### SET TASK
The required output is a single number: how many lines of the material contain the string "deklarace".

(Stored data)
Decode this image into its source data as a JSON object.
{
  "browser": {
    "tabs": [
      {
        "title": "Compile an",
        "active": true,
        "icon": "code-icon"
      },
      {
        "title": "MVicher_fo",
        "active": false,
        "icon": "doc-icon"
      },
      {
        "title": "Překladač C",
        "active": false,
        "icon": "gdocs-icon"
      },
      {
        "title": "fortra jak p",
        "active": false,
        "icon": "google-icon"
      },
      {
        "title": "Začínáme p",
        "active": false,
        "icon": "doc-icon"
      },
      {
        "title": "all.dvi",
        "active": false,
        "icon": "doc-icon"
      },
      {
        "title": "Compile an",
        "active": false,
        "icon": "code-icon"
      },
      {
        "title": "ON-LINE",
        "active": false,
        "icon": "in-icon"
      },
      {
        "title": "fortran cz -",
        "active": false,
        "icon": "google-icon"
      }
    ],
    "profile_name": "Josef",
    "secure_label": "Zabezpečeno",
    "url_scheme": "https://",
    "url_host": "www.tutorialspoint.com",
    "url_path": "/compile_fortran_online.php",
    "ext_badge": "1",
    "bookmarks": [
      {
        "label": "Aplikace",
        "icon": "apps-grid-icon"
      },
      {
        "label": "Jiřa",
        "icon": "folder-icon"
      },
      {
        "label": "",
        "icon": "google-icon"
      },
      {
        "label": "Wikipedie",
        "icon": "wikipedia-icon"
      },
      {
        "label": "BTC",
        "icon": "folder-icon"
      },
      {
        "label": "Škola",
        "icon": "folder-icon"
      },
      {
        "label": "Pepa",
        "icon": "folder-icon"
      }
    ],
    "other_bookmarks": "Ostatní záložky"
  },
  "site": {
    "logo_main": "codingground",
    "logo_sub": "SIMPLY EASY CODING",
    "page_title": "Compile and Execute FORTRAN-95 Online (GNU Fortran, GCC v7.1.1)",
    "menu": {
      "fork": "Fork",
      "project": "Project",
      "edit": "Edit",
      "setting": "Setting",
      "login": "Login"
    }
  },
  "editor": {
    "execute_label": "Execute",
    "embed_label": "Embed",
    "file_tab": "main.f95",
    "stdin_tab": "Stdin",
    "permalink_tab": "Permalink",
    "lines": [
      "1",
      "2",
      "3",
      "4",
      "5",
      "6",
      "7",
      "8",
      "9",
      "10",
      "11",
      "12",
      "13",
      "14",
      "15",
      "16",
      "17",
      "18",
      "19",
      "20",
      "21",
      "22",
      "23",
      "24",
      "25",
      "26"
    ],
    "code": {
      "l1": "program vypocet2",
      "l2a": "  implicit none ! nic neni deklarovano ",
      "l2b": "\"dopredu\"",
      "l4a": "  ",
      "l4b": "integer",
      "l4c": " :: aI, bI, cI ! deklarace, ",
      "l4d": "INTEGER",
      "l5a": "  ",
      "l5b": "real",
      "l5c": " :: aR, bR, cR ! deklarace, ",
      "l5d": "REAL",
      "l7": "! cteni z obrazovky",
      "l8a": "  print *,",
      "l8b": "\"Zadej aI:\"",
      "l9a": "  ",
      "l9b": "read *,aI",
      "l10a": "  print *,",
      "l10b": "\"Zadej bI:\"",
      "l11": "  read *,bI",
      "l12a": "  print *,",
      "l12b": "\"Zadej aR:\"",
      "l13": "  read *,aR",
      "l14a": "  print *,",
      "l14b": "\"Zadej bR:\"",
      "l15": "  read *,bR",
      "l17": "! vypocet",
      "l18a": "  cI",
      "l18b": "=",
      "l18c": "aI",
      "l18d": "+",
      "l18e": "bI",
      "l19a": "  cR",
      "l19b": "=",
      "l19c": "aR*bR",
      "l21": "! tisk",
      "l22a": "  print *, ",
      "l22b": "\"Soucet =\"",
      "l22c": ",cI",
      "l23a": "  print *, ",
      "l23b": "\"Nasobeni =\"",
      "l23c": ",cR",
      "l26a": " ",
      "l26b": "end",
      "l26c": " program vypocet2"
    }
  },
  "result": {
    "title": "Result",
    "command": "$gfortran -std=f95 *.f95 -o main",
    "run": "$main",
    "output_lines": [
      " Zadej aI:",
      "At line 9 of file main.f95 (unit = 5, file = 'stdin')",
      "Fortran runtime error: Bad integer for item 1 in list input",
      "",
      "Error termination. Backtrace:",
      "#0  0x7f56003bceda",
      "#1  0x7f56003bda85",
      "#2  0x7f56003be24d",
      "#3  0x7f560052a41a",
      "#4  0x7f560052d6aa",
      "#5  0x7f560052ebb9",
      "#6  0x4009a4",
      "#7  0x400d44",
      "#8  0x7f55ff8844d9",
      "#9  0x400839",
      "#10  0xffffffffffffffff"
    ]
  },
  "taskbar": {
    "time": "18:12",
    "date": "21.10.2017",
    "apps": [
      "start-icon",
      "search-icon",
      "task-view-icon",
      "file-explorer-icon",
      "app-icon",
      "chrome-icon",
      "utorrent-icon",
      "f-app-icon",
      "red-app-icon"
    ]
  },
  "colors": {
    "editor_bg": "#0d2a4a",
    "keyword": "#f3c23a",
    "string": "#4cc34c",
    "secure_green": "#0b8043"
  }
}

### RIGHT ANSWER
2